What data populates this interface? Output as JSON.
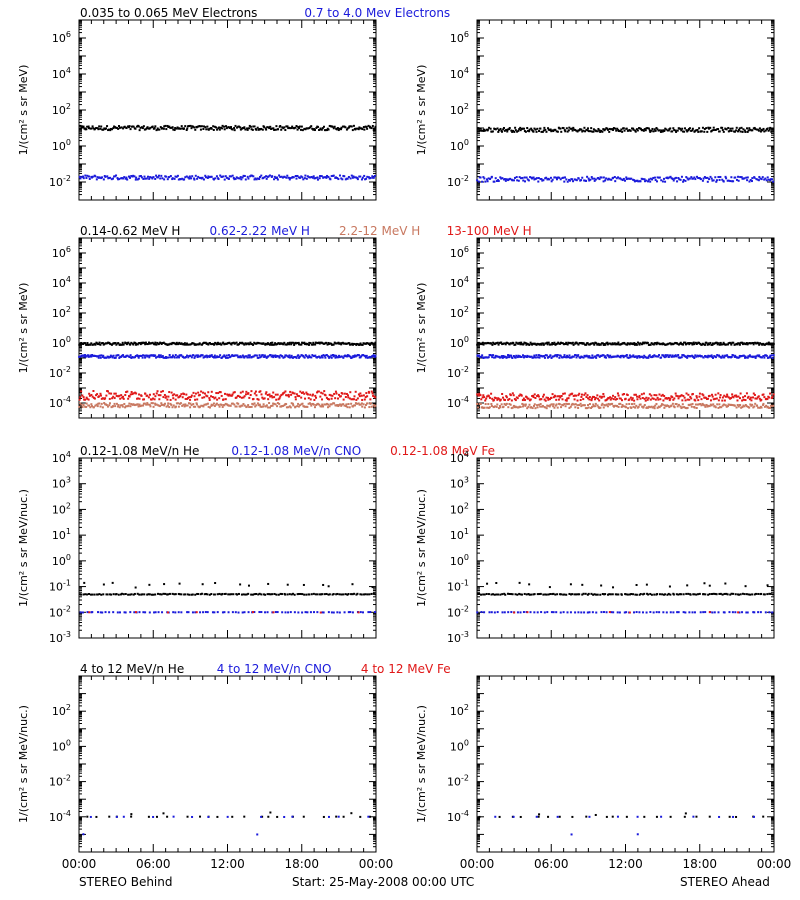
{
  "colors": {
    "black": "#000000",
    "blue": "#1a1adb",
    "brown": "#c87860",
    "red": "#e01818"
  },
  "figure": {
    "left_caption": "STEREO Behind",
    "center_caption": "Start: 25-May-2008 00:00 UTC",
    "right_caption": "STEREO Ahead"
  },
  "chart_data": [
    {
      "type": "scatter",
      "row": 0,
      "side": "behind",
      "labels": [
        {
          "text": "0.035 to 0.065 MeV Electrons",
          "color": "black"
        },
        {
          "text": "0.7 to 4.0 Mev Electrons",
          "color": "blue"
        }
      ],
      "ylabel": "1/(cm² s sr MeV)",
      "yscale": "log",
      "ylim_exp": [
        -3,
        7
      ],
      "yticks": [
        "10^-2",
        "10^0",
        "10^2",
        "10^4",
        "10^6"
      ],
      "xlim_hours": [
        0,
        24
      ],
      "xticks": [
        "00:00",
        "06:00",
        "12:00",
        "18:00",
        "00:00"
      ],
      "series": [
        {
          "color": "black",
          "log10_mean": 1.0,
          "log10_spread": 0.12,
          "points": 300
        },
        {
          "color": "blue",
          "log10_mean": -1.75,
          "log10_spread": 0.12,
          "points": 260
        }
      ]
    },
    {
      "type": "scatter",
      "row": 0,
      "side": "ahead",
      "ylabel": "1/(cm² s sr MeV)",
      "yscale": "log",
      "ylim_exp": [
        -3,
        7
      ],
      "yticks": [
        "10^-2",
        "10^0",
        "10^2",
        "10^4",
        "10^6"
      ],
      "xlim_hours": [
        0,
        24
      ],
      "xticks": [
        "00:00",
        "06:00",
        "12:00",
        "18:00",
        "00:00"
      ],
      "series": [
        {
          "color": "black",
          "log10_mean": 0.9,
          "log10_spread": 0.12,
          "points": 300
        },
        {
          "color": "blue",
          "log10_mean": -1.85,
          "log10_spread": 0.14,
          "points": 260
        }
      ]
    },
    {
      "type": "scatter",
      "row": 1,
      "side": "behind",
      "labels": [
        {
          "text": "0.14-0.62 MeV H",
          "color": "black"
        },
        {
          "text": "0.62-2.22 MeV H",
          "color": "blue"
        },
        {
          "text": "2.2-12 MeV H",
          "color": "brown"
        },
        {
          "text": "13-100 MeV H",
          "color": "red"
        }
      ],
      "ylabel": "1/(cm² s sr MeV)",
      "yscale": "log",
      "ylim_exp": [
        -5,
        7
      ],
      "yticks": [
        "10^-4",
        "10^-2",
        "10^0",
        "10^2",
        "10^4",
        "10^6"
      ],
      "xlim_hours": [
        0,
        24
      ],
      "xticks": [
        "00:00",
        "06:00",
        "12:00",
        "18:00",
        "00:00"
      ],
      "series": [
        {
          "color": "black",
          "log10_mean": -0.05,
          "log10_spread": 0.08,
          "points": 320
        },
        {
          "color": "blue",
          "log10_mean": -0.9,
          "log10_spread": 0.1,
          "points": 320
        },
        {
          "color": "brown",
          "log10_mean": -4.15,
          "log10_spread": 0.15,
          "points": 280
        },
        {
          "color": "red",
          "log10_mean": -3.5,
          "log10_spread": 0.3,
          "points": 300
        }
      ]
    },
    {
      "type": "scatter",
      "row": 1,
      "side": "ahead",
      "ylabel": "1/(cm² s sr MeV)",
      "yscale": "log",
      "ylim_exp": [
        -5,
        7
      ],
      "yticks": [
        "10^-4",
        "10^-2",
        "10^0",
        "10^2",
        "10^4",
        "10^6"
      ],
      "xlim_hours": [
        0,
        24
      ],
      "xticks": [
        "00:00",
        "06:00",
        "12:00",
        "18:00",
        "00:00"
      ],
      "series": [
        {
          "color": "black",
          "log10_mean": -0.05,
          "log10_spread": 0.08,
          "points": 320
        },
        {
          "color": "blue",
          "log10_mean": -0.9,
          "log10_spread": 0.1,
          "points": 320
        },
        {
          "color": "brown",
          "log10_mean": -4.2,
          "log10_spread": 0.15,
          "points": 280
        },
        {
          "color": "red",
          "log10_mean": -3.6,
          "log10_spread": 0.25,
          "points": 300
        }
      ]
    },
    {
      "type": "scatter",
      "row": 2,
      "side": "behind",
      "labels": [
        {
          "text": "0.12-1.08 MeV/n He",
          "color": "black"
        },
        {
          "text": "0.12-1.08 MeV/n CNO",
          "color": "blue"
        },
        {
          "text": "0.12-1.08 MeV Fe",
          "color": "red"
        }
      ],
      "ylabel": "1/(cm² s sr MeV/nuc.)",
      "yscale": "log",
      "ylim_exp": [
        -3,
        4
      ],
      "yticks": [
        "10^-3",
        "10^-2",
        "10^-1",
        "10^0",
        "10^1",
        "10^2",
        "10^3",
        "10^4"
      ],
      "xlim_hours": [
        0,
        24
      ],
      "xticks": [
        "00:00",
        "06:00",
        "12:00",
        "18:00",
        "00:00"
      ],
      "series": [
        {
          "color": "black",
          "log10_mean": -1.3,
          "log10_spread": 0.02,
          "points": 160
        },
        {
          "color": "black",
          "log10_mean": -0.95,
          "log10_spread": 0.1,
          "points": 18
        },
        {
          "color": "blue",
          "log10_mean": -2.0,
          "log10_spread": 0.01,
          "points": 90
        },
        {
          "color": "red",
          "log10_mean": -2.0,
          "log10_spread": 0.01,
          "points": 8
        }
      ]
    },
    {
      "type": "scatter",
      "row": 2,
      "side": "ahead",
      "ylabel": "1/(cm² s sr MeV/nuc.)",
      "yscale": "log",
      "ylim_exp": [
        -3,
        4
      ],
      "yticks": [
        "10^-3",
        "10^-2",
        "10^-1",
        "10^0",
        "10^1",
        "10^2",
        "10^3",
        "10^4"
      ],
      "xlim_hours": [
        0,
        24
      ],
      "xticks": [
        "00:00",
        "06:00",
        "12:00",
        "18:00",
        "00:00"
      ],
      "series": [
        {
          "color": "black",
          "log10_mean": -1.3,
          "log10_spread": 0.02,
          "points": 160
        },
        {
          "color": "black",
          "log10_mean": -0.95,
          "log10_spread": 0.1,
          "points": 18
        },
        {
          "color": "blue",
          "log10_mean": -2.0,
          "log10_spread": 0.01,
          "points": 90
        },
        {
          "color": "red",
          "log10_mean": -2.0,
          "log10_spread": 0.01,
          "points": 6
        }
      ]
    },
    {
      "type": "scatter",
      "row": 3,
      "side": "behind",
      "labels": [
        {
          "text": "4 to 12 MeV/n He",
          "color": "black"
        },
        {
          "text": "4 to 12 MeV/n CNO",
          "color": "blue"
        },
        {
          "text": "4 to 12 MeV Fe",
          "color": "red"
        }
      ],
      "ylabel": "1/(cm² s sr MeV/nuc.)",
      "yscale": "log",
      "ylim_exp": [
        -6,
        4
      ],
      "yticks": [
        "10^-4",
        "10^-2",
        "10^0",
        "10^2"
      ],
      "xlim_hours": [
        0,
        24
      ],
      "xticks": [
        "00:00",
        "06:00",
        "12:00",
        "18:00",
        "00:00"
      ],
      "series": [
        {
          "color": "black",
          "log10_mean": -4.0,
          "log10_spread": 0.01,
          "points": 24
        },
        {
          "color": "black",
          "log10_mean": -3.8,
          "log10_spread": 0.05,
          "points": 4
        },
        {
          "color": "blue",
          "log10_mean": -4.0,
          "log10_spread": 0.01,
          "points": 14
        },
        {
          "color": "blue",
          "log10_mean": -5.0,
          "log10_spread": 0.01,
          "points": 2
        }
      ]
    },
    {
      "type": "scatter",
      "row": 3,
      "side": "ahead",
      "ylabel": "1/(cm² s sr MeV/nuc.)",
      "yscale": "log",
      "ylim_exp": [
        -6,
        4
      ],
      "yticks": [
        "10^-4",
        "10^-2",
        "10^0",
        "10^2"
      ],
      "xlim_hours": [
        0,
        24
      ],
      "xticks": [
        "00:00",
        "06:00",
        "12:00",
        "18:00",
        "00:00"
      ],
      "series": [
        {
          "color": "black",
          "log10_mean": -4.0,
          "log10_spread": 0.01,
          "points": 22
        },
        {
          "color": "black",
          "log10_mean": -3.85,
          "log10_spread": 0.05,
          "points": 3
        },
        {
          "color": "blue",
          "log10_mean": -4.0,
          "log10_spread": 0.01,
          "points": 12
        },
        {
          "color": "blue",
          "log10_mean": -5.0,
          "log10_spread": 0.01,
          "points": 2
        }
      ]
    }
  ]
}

◆ **WRITTEN REQUEST**:
Find every line that holds "STEREO" and copy it.

◆ **SOLUTION FOR THIS TASK**:
    "left_caption": "STEREO Behind",
    "right_caption": "STEREO Ahead"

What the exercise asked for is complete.